Saved entries
···
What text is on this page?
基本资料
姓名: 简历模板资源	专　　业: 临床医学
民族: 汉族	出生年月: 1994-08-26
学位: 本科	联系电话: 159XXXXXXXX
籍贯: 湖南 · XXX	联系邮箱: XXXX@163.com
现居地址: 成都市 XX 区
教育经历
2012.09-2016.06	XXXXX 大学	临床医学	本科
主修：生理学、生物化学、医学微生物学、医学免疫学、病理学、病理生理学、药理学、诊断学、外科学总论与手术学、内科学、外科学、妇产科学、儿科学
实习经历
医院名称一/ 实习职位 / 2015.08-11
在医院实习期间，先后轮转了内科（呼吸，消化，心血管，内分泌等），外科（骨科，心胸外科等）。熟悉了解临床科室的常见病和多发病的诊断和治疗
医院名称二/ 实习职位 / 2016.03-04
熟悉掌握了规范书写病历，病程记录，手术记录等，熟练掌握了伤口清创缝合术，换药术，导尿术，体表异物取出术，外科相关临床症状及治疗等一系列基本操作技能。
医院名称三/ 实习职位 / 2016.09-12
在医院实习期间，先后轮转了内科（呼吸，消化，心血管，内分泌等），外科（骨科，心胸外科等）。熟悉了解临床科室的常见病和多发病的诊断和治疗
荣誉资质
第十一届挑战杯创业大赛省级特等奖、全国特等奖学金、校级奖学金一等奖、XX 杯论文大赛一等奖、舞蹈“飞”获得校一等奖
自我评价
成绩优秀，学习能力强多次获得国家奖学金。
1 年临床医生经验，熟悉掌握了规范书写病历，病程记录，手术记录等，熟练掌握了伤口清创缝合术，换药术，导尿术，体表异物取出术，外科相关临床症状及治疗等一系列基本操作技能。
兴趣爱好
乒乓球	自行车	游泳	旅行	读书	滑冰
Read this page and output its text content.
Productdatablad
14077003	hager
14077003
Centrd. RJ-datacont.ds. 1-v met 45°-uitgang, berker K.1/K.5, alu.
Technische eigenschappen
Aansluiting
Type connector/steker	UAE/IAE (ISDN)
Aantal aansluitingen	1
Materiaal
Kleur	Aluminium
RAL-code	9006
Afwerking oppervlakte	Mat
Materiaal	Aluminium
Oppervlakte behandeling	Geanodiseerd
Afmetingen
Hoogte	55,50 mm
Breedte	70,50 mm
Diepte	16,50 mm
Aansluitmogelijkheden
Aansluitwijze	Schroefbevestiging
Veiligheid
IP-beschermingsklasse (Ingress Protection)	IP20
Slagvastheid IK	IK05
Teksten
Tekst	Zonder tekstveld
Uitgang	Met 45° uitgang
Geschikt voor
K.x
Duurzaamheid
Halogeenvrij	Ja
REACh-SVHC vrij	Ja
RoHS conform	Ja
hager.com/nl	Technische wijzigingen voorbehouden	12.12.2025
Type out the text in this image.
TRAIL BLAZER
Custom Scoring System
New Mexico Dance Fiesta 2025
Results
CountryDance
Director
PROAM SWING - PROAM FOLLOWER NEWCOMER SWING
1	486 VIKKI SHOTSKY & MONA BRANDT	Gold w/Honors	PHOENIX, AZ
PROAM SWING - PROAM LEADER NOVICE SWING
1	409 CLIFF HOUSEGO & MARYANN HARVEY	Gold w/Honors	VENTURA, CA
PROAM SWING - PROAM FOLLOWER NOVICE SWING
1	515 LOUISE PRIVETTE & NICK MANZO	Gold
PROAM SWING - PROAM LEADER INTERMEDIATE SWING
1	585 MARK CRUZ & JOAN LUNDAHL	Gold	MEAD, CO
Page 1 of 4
···
• [What the task requires]:
Give the number of lines in the listing above that hold the string "SWING", with nothing else.

• [Final answer]:
4